[Figure dataset records]
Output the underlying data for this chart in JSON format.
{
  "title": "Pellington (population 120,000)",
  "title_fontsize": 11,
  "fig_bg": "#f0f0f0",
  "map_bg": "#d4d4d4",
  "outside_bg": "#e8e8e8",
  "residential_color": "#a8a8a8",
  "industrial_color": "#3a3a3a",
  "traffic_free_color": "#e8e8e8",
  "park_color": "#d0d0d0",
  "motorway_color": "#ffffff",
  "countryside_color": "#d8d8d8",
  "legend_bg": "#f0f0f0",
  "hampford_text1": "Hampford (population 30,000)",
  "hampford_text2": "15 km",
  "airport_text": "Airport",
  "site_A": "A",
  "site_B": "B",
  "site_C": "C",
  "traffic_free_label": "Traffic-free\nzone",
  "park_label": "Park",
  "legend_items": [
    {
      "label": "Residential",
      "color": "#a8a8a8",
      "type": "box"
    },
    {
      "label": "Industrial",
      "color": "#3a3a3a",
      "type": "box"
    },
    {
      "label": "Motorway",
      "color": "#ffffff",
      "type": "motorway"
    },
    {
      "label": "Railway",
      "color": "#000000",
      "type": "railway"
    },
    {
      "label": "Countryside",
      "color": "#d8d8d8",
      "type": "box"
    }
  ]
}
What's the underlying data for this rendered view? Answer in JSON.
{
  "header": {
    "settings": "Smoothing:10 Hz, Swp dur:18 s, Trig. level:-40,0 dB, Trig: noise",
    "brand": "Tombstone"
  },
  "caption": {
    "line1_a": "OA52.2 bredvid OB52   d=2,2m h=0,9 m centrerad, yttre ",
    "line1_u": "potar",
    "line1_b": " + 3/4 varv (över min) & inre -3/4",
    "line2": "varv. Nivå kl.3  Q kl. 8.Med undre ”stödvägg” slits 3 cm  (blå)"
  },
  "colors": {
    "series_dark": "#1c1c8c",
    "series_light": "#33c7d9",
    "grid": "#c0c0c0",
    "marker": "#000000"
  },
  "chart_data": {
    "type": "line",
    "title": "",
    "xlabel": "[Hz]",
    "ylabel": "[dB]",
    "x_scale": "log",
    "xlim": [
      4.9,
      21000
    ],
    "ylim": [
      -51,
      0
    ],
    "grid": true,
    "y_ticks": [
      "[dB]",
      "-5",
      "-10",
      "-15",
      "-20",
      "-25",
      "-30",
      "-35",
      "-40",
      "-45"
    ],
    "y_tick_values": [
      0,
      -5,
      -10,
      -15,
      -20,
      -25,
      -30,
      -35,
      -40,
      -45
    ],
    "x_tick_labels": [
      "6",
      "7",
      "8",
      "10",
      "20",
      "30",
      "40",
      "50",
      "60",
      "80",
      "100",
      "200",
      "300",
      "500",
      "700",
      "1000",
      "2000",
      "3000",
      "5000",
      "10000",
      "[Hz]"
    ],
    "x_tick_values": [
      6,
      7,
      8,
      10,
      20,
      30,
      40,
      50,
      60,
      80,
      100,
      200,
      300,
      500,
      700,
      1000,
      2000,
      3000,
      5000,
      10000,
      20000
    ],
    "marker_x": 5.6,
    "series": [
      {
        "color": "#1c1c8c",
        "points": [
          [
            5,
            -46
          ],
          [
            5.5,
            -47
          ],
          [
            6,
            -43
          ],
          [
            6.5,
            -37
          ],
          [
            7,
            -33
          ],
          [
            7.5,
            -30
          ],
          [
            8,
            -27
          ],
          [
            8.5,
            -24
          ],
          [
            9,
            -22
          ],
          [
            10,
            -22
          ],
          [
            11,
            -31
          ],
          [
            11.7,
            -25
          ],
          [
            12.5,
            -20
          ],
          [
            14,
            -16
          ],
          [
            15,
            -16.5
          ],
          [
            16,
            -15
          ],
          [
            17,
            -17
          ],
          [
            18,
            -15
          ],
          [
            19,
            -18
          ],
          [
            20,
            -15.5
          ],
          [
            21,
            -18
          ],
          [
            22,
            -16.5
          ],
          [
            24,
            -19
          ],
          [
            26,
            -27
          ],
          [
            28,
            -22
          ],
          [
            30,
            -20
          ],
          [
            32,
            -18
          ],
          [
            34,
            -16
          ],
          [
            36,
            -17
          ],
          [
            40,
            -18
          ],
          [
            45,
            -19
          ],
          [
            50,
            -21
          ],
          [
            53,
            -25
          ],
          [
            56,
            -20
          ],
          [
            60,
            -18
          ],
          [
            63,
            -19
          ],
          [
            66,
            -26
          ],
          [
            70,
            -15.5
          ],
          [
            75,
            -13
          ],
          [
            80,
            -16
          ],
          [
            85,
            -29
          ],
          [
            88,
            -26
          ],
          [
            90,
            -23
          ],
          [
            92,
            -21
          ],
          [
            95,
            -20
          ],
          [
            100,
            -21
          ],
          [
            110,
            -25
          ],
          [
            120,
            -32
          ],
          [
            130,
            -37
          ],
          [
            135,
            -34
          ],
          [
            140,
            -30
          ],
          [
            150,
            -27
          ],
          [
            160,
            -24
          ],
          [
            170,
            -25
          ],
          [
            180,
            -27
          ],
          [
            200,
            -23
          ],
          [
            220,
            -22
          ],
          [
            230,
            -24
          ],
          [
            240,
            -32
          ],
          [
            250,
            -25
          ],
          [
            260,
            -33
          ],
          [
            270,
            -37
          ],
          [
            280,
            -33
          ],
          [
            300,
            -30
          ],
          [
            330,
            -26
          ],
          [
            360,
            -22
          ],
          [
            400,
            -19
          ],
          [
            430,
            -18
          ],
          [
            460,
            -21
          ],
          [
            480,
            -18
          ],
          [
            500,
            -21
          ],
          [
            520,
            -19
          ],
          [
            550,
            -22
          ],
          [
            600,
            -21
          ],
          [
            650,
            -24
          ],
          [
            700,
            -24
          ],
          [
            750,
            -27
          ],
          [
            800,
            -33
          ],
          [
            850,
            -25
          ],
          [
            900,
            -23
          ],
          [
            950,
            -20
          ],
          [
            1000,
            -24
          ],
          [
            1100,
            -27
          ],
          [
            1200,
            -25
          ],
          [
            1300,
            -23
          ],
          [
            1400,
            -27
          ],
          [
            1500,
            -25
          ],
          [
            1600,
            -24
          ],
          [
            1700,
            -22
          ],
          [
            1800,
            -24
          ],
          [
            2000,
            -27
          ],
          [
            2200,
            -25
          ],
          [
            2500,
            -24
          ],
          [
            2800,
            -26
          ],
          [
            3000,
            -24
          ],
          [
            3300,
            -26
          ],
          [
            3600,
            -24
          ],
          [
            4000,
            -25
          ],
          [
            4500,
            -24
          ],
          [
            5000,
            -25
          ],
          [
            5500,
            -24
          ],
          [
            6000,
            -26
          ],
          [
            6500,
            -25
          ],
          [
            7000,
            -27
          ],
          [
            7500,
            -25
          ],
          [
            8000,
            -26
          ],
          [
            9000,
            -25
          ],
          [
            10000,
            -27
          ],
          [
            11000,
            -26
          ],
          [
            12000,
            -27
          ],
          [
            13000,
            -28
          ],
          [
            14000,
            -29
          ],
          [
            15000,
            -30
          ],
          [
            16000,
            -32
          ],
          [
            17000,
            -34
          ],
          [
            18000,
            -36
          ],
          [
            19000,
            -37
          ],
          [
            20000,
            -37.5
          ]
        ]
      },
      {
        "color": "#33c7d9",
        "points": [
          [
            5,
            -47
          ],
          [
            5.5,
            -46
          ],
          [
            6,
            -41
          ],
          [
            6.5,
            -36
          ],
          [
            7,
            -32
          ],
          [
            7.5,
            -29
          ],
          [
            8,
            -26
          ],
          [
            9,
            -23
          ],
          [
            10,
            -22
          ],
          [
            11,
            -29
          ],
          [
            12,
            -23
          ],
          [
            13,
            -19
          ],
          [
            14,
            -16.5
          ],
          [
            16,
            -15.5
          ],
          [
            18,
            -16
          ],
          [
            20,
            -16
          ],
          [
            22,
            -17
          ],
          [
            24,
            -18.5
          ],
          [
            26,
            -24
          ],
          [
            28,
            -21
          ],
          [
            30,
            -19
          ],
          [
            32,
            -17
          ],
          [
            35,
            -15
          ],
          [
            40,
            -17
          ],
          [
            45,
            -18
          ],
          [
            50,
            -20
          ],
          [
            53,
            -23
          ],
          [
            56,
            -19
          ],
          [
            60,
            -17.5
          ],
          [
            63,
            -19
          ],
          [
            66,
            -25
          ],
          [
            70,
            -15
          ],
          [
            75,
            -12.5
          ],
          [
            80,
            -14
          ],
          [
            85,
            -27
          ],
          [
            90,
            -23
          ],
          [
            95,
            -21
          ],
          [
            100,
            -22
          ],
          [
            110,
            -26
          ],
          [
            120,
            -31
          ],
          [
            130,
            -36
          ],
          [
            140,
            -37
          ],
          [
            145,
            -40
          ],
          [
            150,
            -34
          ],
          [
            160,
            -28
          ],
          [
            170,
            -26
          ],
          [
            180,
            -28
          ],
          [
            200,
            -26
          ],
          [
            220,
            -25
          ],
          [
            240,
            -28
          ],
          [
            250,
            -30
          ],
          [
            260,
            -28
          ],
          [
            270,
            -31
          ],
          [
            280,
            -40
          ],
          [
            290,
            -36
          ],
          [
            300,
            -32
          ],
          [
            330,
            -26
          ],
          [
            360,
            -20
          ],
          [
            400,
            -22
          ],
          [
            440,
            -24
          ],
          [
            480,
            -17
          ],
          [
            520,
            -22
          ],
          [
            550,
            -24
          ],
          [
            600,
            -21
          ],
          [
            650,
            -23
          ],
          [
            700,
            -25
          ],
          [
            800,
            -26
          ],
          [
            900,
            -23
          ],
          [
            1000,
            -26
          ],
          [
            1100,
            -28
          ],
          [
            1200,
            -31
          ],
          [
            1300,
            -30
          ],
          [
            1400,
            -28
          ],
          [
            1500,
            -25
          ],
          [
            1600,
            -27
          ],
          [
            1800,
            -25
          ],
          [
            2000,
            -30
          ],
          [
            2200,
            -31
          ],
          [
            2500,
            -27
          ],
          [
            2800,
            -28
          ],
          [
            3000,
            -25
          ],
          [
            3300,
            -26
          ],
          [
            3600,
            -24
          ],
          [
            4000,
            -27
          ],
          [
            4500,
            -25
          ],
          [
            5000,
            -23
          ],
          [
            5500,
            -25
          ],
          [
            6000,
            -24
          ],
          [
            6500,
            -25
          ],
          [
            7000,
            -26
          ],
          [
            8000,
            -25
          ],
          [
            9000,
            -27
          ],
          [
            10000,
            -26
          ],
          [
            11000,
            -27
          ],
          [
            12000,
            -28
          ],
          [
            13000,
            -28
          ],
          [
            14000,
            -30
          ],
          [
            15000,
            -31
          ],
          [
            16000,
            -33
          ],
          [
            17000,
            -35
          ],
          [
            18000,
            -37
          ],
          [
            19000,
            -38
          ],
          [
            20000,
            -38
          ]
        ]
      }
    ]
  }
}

**Required task:**
Select every line where the word "JSON" occurs.

**Output of the exercise:**
Output the underlying data for this chart in JSON format.
What's the underlying data for this rendered view? Answer in JSON.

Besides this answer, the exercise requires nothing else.